TO BE DONE: Reproduce every line of the material below verbatim, leaving out the picture.

EXERCISE INPUT:
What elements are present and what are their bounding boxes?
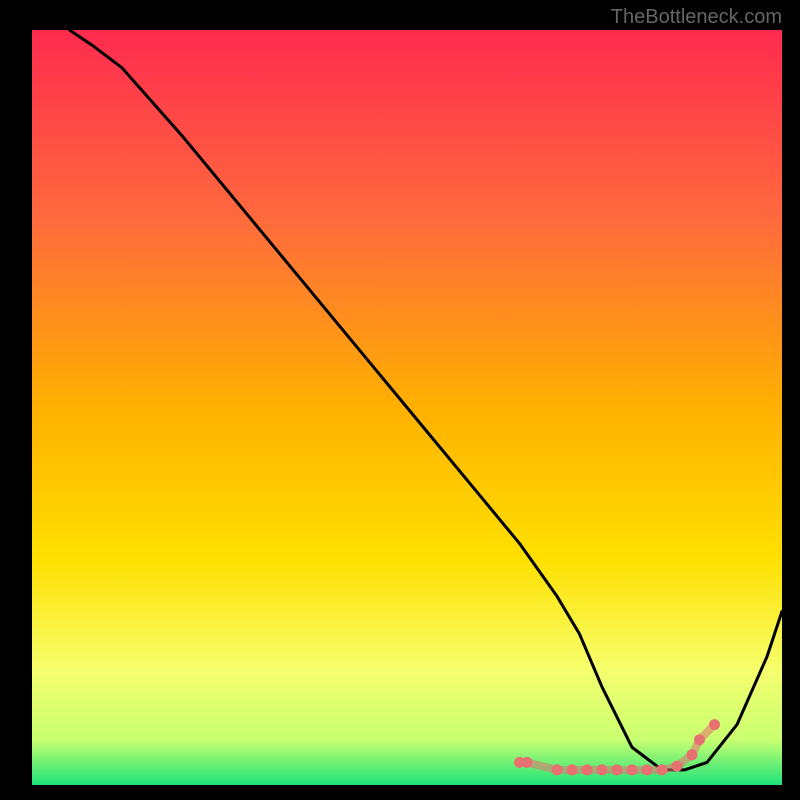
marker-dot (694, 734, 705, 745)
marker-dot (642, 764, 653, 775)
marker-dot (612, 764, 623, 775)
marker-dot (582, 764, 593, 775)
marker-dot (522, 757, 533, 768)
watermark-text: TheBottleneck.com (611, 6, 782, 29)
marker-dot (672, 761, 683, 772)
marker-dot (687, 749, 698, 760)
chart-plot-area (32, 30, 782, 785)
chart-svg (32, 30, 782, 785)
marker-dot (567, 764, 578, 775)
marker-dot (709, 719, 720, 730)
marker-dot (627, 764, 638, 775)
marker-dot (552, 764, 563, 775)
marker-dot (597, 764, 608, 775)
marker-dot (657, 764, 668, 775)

SOLUTION TO THE EXERCISE:
What elements are present and what are their bounding boxes?
marker-dot (694, 734, 705, 745)
marker-dot (642, 764, 653, 775)
marker-dot (612, 764, 623, 775)
marker-dot (582, 764, 593, 775)
marker-dot (522, 757, 533, 768)
watermark-text: TheBottleneck.com (611, 6, 782, 29)
marker-dot (672, 761, 683, 772)
marker-dot (687, 749, 698, 760)
chart-plot-area (32, 30, 782, 785)
chart-svg (32, 30, 782, 785)
marker-dot (567, 764, 578, 775)
marker-dot (709, 719, 720, 730)
marker-dot (627, 764, 638, 775)
marker-dot (552, 764, 563, 775)
marker-dot (597, 764, 608, 775)
marker-dot (657, 764, 668, 775)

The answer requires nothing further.